Actions to take:
[1] Answer each question below from the discussion of speaker impedance and cables, on its own marked line.
(a) What is the peak below 100 Hz in the curve?
(b) What connectors did the writer use at the speaker end of the cables for the low-freq cabinets?
(c) About how much do the Neutrik twist lock connectors cost, and from what supplier?
[2] Using the discussion of speaker impedance and cables, explain in one to three sentences why the woofer's resonance peak sits higher than its free-air resonance.
[3] Continue the discussion of speaker impedance and cables, starting after its final sentence.

What you are basically observing is the difference in current across the frequency spectrum, and you are measuring the current indirectly as a voltage drop across the speaker, when the resistor or high resistance cable is in line. Its sort of like using the speaker's impedance as a current shunt, then measuring the current through the resistor (with speaker in series). Clearly, using the heavy cable is preferable, but you would still see some variation at the speaker end, but less, just due to imperfections in crossover design.The wobbles in the curve at the low end are most likely due to the woofer/cabinet combination's motional impedance reflected to the voice coil terminals. The peak below 100 Hz is the resonance of the woofer, shifted up from it's free-air resonance by the compliance of the trapped air in the cabinet (the NS-10M is a closed-box design); the gradual rise from 200 Hz to around 1 kHz could be motional or due to the woofer voice coil's inductance (the NS-10M crossover is a primitive affair; a second-order LC circuit which doesn't include an RC network across the woofer to compensate for voice coil inductance, which is something you find in a lot of better passive crossovers nowadays). The dip in impedance that starts up around 3 kHz is probably due to the tweeter section of the crossover.

We used to use a similar setup, with a series resistor, to find the lower resonance of the woofer, cutoff frequency, in a cabinet. No one is questioning the efficacy of heavy cables. #12 is good, #10 is very good, but #4 or 6 is getting carried away. Welding cable is cooler looking than Monster cables though.:)

One off thread note. For those who build speakers, check out Neutrik twist lock connectors. They even come for biamplification in 4 conductors. They are wonderful, and cheap. Nice metal shells and silver plated contacts, 20 amp very well made for about $6.00, from Mouser Electronics.Speakons are OK; they've achieved enough acceptance in the trade that quite a few power amps made for the professional market now have Speakon receptacles as output connectors, in some cases in place of the 5-way binding posts that used to be the universal output connector.

Back when I did PA work, the cables I used for my low-freq cabinets (which were ported boxes with 2 JBL K151s in each) were made of two lengths of 10 AWG cable in parallel; for speaker-end connectors I used 30A twist-lock power connectors. My mid-high cabinets (each a horn-loaded 12" cone driver and a 2" throat compression driver on a constant-directivity horn) used Cannon EP-6 connectors and 12 AWG cable. For output connectors on the amp racks I used twist-lock receptacles.

Data extract:
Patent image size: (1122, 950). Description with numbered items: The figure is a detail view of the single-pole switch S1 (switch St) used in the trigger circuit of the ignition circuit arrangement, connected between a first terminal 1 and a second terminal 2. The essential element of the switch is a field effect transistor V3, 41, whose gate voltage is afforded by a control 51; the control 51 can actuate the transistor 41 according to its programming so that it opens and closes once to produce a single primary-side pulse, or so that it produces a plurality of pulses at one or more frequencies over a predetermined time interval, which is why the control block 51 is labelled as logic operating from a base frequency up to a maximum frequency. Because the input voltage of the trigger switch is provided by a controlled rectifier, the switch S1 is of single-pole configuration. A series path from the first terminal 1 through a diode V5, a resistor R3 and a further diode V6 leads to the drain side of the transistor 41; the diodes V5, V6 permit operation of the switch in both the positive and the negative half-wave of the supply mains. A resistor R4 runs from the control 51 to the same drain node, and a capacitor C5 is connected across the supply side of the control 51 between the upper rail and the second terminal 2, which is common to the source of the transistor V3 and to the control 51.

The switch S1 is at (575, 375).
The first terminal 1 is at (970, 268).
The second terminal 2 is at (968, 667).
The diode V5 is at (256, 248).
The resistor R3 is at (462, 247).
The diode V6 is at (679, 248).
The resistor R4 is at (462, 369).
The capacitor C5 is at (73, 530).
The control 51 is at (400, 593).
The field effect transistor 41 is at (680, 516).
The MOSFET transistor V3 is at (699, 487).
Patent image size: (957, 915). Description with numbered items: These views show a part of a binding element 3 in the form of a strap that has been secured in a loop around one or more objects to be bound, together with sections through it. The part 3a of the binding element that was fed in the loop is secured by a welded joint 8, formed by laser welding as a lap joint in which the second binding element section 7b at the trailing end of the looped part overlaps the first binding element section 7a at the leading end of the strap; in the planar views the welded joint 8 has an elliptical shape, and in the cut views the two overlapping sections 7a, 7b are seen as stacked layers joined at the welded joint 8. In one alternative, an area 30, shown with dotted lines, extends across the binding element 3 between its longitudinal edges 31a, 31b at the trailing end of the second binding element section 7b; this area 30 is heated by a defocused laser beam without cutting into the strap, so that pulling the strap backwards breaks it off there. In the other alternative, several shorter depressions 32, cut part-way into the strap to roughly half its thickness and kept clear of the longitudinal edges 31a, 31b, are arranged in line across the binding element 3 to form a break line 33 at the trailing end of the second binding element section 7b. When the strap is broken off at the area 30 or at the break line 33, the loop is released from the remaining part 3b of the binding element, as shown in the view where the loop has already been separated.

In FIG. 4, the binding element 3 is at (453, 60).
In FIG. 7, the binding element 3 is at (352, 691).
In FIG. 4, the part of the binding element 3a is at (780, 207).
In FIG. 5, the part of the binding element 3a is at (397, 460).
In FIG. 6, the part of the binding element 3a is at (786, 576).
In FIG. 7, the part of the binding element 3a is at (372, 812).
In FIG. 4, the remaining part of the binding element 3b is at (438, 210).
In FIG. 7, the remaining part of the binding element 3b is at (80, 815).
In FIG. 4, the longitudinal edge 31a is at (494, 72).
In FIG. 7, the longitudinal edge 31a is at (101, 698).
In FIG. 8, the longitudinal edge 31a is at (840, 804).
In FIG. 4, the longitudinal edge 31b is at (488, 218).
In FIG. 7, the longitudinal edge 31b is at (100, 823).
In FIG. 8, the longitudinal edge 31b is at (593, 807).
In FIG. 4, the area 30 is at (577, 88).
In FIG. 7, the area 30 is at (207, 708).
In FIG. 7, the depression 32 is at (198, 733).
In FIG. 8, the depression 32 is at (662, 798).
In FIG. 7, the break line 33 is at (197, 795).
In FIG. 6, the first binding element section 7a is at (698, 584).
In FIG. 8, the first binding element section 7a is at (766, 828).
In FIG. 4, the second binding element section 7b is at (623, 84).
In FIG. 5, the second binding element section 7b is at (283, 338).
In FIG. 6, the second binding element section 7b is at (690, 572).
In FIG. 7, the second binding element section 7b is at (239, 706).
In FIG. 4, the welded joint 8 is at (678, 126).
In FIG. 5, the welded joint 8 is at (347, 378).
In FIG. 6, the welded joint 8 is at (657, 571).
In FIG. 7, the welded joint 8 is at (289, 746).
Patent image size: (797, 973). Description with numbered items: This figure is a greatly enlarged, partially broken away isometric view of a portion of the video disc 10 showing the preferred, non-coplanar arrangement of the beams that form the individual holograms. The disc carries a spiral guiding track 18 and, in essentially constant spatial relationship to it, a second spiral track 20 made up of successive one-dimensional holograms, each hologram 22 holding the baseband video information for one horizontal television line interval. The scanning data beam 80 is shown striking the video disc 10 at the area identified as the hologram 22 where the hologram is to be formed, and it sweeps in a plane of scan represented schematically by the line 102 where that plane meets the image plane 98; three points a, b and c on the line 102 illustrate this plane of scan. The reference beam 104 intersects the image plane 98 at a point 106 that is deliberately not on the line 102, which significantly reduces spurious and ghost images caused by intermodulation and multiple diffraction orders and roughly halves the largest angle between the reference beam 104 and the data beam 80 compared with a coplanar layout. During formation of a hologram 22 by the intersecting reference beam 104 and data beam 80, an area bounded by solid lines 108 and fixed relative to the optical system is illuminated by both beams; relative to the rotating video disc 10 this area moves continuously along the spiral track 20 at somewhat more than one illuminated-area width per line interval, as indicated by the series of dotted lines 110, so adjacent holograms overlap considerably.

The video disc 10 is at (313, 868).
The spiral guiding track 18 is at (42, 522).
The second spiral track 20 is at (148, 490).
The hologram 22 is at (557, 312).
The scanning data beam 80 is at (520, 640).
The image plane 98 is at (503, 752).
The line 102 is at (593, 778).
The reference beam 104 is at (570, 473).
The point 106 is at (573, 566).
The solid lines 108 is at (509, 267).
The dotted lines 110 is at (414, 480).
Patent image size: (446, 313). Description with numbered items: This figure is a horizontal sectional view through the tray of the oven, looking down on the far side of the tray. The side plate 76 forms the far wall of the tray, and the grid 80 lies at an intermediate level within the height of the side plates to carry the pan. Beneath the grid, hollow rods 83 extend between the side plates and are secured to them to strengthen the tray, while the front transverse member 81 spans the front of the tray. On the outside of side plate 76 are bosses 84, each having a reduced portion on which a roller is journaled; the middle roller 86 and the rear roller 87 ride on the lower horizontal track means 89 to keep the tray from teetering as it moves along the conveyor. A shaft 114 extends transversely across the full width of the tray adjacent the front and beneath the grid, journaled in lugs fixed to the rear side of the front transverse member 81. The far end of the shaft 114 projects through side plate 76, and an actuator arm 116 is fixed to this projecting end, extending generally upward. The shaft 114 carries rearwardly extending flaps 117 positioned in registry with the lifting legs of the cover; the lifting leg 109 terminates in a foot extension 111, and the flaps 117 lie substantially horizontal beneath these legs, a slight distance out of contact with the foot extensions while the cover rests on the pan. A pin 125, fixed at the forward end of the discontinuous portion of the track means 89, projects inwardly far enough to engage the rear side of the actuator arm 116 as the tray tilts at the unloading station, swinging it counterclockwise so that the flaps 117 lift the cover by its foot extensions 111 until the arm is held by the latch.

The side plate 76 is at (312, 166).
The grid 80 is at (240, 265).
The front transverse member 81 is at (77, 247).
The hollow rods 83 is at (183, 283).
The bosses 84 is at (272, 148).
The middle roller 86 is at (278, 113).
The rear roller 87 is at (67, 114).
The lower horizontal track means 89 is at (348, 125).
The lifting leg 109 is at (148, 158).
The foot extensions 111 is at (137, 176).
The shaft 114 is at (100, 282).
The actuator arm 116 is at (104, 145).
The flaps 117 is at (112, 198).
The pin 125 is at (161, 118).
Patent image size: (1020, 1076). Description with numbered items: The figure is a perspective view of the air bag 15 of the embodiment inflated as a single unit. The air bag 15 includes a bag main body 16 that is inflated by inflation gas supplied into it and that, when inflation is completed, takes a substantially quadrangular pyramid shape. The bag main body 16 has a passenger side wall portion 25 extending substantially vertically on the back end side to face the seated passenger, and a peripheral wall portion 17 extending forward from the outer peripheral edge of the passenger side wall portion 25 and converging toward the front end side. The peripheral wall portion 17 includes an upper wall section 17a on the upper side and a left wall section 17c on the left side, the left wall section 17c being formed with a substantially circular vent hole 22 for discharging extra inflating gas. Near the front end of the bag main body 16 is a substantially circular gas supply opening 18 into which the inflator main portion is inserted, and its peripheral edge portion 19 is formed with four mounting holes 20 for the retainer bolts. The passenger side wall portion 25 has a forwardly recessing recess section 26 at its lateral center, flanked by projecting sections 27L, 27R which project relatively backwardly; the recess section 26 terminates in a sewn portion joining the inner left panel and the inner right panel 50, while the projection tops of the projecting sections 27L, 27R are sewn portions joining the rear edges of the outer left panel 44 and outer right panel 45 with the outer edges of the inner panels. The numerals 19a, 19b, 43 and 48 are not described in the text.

Answers for this exercise:
[1]
(a) It is the resonance of the woofer, shifted up from its free-air resonance.
(b) 30A twist-lock power connectors.
(c) About $6.00, from Mouser Electronics.

[2] The NS-10M is a closed-box design, so air is trapped in the cabinet behind the woofer. The compliance of that trapped air shifts the woofer's resonance up from its free-air value, which puts the peak below 100 Hz.

[3]
Olowkow
9th March 2008, 03:10 PM
I don't see what's confusing about it. What it illustrates is the fact that wiring resistance interacts with the speaker's impedance, which is a complex function of frequency, to form what's essentially an unplanned equalizer.

Perhaps "odd" is a better word. While I believe I stated that I am quite familiar with what it represents, I would have expected sharper peaks and vallies for the resonances. Of course that would depend on the sampling rate of the software. Also, the red trace starts up at 9kHz, while the blue trace starts coming down. Not sure why that should be the case.

I built a pair of Klipsch corner horns, (too many problems, like time alignment) and dozens of various speaker, active crossover, and amplifier designs. I even had a pair of 80 Hz Altec horns which I used with the Emilar drivers and Altec 500 Hz horns (damped) on the top end. 20 watts/ch class A sounded phenomenal, but for me the bottom line was always room acoustics, and this battle was never ending. 1/3 octave equalizers helped, but just for one "sweet spot". I finally decided that the "perfect" audio system does not exist, on my budget anyway.

When we remodeled the house, I discovered I couldn't get the 80 cycle horns out the door! I had to cut them up with a chain saw! :mad:

Paulhoff
9th March 2008, 03:36 PM
When we remodeled the house, I discovered I couldn't get the 80 cycle horns out the door! I had to cut them up with a chain saw! :mad:
It is a good thing that there is no hell.